Stored records
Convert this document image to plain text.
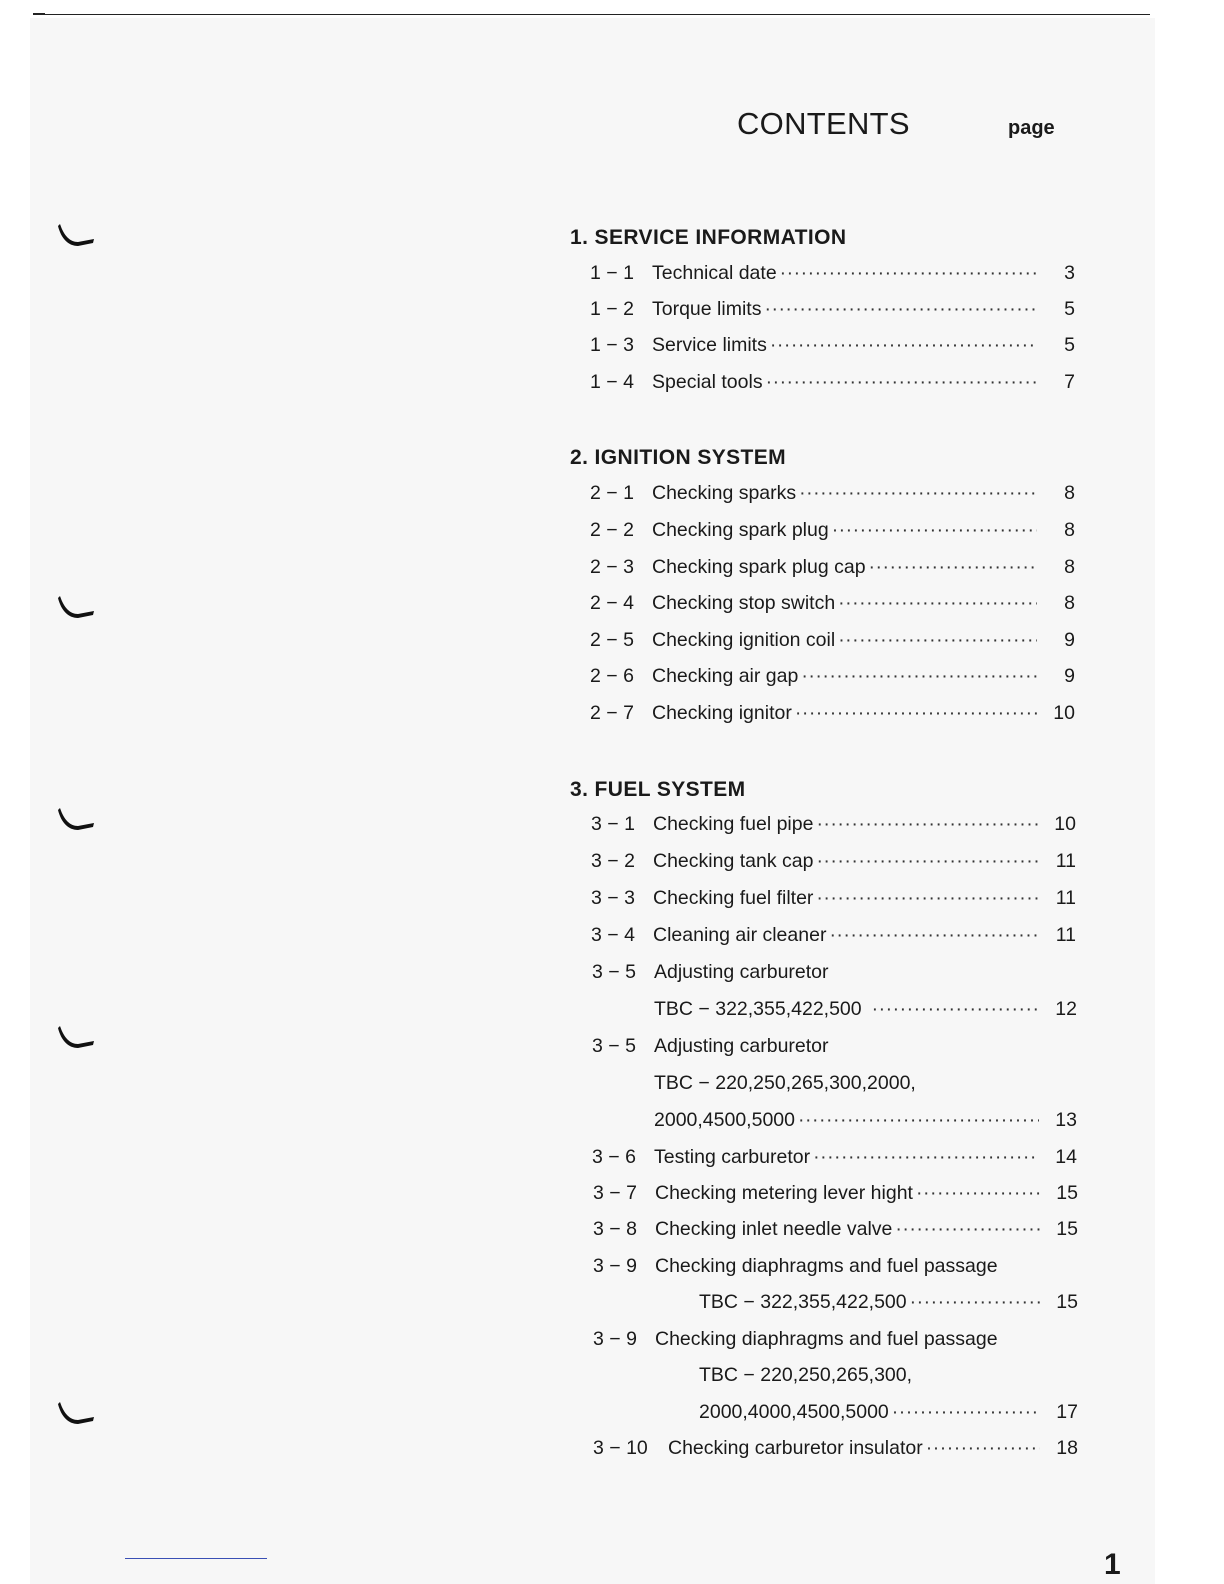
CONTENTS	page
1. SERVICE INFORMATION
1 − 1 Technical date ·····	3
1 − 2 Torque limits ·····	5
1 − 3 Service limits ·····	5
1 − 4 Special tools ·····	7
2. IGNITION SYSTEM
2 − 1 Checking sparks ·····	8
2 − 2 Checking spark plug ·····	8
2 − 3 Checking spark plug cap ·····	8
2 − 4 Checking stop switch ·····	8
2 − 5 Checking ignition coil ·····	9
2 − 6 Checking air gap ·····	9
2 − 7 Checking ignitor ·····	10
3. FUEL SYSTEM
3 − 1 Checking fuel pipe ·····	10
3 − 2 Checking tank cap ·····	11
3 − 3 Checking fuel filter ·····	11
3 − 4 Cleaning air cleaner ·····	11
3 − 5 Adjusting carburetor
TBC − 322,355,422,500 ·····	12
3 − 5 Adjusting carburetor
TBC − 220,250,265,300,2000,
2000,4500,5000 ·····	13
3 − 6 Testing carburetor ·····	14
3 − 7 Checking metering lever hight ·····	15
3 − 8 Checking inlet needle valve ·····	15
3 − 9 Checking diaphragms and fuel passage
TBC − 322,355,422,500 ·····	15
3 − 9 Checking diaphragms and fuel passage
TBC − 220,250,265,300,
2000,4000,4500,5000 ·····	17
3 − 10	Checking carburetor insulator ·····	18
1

- **WRITTEN REQUEST**
All of the material above is to be copied exactly, except for its images.

- **REPLY TO THE EXERCISE**
Convert this document image to plain text.
CONTENTS	page
1. SERVICE INFORMATION
1 − 1 Technical date ·····	3
1 − 2 Torque limits ·····	5
1 − 3 Service limits ·····	5
1 − 4 Special tools ·····	7
2. IGNITION SYSTEM
2 − 1 Checking sparks ·····	8
2 − 2 Checking spark plug ·····	8
2 − 3 Checking spark plug cap ·····	8
2 − 4 Checking stop switch ·····	8
2 − 5 Checking ignition coil ·····	9
2 − 6 Checking air gap ·····	9
2 − 7 Checking ignitor ·····	10
3. FUEL SYSTEM
3 − 1 Checking fuel pipe ·····	10
3 − 2 Checking tank cap ·····	11
3 − 3 Checking fuel filter ·····	11
3 − 4 Cleaning air cleaner ·····	11
3 − 5 Adjusting carburetor
TBC − 322,355,422,500 ·····	12
3 − 5 Adjusting carburetor
TBC − 220,250,265,300,2000,
2000,4500,5000 ·····	13
3 − 6 Testing carburetor ·····	14
3 − 7 Checking metering lever hight ·····	15
3 − 8 Checking inlet needle valve ·····	15
3 − 9 Checking diaphragms and fuel passage
TBC − 322,355,422,500 ·····	15
3 − 9 Checking diaphragms and fuel passage
TBC − 220,250,265,300,
2000,4000,4500,5000 ·····	17
3 − 10	Checking carburetor insulator ·····	18
1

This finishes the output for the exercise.